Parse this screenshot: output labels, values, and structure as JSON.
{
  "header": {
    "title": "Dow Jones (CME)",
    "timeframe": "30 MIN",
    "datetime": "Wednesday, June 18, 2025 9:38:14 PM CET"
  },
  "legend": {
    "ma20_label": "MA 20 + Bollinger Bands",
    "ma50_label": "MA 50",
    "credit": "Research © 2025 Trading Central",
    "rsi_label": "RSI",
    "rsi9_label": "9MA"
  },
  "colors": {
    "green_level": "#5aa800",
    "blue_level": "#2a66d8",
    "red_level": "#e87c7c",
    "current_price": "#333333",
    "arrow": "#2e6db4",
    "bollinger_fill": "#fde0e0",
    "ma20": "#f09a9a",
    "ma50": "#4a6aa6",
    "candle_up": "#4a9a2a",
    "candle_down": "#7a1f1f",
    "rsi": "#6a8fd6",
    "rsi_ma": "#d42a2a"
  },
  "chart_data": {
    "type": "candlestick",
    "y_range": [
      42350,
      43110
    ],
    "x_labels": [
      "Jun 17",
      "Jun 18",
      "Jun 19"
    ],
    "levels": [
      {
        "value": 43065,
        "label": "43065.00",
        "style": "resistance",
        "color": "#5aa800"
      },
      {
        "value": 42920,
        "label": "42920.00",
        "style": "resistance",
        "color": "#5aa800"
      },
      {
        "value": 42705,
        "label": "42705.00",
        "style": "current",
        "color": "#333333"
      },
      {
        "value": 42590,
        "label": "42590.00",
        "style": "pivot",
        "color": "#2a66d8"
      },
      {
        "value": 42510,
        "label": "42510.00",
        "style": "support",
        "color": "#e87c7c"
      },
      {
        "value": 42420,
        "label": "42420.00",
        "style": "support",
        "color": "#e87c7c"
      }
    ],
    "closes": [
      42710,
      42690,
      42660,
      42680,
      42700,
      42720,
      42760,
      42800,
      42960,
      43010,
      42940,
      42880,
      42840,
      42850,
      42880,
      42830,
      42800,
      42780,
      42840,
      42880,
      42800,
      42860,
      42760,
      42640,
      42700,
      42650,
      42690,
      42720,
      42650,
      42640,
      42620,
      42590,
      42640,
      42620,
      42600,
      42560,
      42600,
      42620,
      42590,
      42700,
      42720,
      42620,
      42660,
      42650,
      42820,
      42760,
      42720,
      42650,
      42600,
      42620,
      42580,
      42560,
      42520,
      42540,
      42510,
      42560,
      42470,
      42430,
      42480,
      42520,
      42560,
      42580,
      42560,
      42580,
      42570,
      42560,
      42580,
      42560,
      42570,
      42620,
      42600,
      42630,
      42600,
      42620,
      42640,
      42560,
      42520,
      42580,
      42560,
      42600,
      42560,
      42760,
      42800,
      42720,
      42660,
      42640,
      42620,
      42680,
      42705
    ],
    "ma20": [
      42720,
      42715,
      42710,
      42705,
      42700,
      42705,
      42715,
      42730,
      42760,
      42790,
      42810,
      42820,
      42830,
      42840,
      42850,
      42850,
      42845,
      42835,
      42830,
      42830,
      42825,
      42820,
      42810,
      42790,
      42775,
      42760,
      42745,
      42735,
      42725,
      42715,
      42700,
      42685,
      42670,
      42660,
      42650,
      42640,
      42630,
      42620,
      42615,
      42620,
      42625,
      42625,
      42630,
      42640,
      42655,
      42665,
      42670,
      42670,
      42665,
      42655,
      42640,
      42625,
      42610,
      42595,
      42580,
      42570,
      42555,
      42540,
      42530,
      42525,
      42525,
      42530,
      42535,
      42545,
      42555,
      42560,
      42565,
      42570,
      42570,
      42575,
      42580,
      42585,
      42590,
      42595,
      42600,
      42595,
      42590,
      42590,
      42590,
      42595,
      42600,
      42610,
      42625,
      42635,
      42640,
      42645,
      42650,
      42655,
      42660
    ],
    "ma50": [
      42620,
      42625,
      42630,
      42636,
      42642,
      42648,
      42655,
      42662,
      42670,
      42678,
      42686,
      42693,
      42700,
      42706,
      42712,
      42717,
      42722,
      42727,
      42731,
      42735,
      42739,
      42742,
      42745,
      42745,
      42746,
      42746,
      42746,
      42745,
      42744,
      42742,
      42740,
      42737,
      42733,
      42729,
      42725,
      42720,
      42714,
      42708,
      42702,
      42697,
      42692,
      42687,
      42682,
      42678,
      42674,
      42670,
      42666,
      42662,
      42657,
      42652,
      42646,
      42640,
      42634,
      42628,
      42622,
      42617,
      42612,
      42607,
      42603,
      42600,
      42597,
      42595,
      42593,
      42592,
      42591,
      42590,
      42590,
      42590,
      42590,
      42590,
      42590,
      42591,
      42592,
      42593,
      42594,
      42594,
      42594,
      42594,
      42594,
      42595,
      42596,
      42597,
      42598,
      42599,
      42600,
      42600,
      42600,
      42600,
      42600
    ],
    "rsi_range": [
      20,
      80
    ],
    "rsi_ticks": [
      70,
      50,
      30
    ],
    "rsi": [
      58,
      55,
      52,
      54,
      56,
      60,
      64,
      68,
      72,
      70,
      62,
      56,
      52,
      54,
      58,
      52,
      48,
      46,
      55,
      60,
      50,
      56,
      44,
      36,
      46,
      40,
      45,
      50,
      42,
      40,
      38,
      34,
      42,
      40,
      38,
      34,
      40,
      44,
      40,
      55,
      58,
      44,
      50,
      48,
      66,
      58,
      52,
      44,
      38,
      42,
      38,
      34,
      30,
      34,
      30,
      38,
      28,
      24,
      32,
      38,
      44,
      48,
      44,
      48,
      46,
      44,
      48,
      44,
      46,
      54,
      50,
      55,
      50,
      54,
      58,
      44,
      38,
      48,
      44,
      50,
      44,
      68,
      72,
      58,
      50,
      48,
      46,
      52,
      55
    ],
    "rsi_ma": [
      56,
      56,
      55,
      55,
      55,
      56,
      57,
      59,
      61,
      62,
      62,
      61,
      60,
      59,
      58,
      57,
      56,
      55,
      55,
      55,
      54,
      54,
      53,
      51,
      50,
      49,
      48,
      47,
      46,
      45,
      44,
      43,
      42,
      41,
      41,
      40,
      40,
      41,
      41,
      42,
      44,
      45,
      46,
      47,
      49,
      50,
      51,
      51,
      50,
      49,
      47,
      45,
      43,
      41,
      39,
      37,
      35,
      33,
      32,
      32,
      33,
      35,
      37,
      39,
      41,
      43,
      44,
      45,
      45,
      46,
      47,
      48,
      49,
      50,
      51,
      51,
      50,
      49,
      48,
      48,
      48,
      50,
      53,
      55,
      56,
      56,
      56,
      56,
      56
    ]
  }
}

#### [DIRECTIVE]
Transcribe all the entries, keeping each one exactly as it is.

#### [COMPLETE ANSWER]
Parse this screenshot: output labels, values, and structure as JSON.
{
  "header": {
    "title": "Dow Jones (CME)",
    "timeframe": "30 MIN",
    "datetime": "Wednesday, June 18, 2025 9:38:14 PM CET"
  },
  "legend": {
    "ma20_label": "MA 20 + Bollinger Bands",
    "ma50_label": "MA 50",
    "credit": "Research © 2025 Trading Central",
    "rsi_label": "RSI",
    "rsi9_label": "9MA"
  },
  "colors": {
    "green_level": "#5aa800",
    "blue_level": "#2a66d8",
    "red_level": "#e87c7c",
    "current_price": "#333333",
    "arrow": "#2e6db4",
    "bollinger_fill": "#fde0e0",
    "ma20": "#f09a9a",
    "ma50": "#4a6aa6",
    "candle_up": "#4a9a2a",
    "candle_down": "#7a1f1f",
    "rsi": "#6a8fd6",
    "rsi_ma": "#d42a2a"
  },
  "chart_data": {
    "type": "candlestick",
    "y_range": [
      42350,
      43110
    ],
    "x_labels": [
      "Jun 17",
      "Jun 18",
      "Jun 19"
    ],
    "levels": [
      {
        "value": 43065,
        "label": "43065.00",
        "style": "resistance",
        "color": "#5aa800"
      },
      {
        "value": 42920,
        "label": "42920.00",
        "style": "resistance",
        "color": "#5aa800"
      },
      {
        "value": 42705,
        "label": "42705.00",
        "style": "current",
        "color": "#333333"
      },
      {
        "value": 42590,
        "label": "42590.00",
        "style": "pivot",
        "color": "#2a66d8"
      },
      {
        "value": 42510,
        "label": "42510.00",
        "style": "support",
        "color": "#e87c7c"
      },
      {
        "value": 42420,
        "label": "42420.00",
        "style": "support",
        "color": "#e87c7c"
      }
    ],
    "closes": [
      42710,
      42690,
      42660,
      42680,
      42700,
      42720,
      42760,
      42800,
      42960,
      43010,
      42940,
      42880,
      42840,
      42850,
      42880,
      42830,
      42800,
      42780,
      42840,
      42880,
      42800,
      42860,
      42760,
      42640,
      42700,
      42650,
      42690,
      42720,
      42650,
      42640,
      42620,
      42590,
      42640,
      42620,
      42600,
      42560,
      42600,
      42620,
      42590,
      42700,
      42720,
      42620,
      42660,
      42650,
      42820,
      42760,
      42720,
      42650,
      42600,
      42620,
      42580,
      42560,
      42520,
      42540,
      42510,
      42560,
      42470,
      42430,
      42480,
      42520,
      42560,
      42580,
      42560,
      42580,
      42570,
      42560,
      42580,
      42560,
      42570,
      42620,
      42600,
      42630,
      42600,
      42620,
      42640,
      42560,
      42520,
      42580,
      42560,
      42600,
      42560,
      42760,
      42800,
      42720,
      42660,
      42640,
      42620,
      42680,
      42705
    ],
    "ma20": [
      42720,
      42715,
      42710,
      42705,
      42700,
      42705,
      42715,
      42730,
      42760,
      42790,
      42810,
      42820,
      42830,
      42840,
      42850,
      42850,
      42845,
      42835,
      42830,
      42830,
      42825,
      42820,
      42810,
      42790,
      42775,
      42760,
      42745,
      42735,
      42725,
      42715,
      42700,
      42685,
      42670,
      42660,
      42650,
      42640,
      42630,
      42620,
      42615,
      42620,
      42625,
      42625,
      42630,
      42640,
      42655,
      42665,
      42670,
      42670,
      42665,
      42655,
      42640,
      42625,
      42610,
      42595,
      42580,
      42570,
      42555,
      42540,
      42530,
      42525,
      42525,
      42530,
      42535,
      42545,
      42555,
      42560,
      42565,
      42570,
      42570,
      42575,
      42580,
      42585,
      42590,
      42595,
      42600,
      42595,
      42590,
      42590,
      42590,
      42595,
      42600,
      42610,
      42625,
      42635,
      42640,
      42645,
      42650,
      42655,
      42660
    ],
    "ma50": [
      42620,
      42625,
      42630,
      42636,
      42642,
      42648,
      42655,
      42662,
      42670,
      42678,
      42686,
      42693,
      42700,
      42706,
      42712,
      42717,
      42722,
      42727,
      42731,
      42735,
      42739,
      42742,
      42745,
      42745,
      42746,
      42746,
      42746,
      42745,
      42744,
      42742,
      42740,
      42737,
      42733,
      42729,
      42725,
      42720,
      42714,
      42708,
      42702,
      42697,
      42692,
      42687,
      42682,
      42678,
      42674,
      42670,
      42666,
      42662,
      42657,
      42652,
      42646,
      42640,
      42634,
      42628,
      42622,
      42617,
      42612,
      42607,
      42603,
      42600,
      42597,
      42595,
      42593,
      42592,
      42591,
      42590,
      42590,
      42590,
      42590,
      42590,
      42590,
      42591,
      42592,
      42593,
      42594,
      42594,
      42594,
      42594,
      42594,
      42595,
      42596,
      42597,
      42598,
      42599,
      42600,
      42600,
      42600,
      42600,
      42600
    ],
    "rsi_range": [
      20,
      80
    ],
    "rsi_ticks": [
      70,
      50,
      30
    ],
    "rsi": [
      58,
      55,
      52,
      54,
      56,
      60,
      64,
      68,
      72,
      70,
      62,
      56,
      52,
      54,
      58,
      52,
      48,
      46,
      55,
      60,
      50,
      56,
      44,
      36,
      46,
      40,
      45,
      50,
      42,
      40,
      38,
      34,
      42,
      40,
      38,
      34,
      40,
      44,
      40,
      55,
      58,
      44,
      50,
      48,
      66,
      58,
      52,
      44,
      38,
      42,
      38,
      34,
      30,
      34,
      30,
      38,
      28,
      24,
      32,
      38,
      44,
      48,
      44,
      48,
      46,
      44,
      48,
      44,
      46,
      54,
      50,
      55,
      50,
      54,
      58,
      44,
      38,
      48,
      44,
      50,
      44,
      68,
      72,
      58,
      50,
      48,
      46,
      52,
      55
    ],
    "rsi_ma": [
      56,
      56,
      55,
      55,
      55,
      56,
      57,
      59,
      61,
      62,
      62,
      61,
      60,
      59,
      58,
      57,
      56,
      55,
      55,
      55,
      54,
      54,
      53,
      51,
      50,
      49,
      48,
      47,
      46,
      45,
      44,
      43,
      42,
      41,
      41,
      40,
      40,
      41,
      41,
      42,
      44,
      45,
      46,
      47,
      49,
      50,
      51,
      51,
      50,
      49,
      47,
      45,
      43,
      41,
      39,
      37,
      35,
      33,
      32,
      32,
      33,
      35,
      37,
      39,
      41,
      43,
      44,
      45,
      45,
      46,
      47,
      48,
      49,
      50,
      51,
      51,
      50,
      49,
      48,
      48,
      48,
      50,
      53,
      55,
      56,
      56,
      56,
      56,
      56
    ]
  }
}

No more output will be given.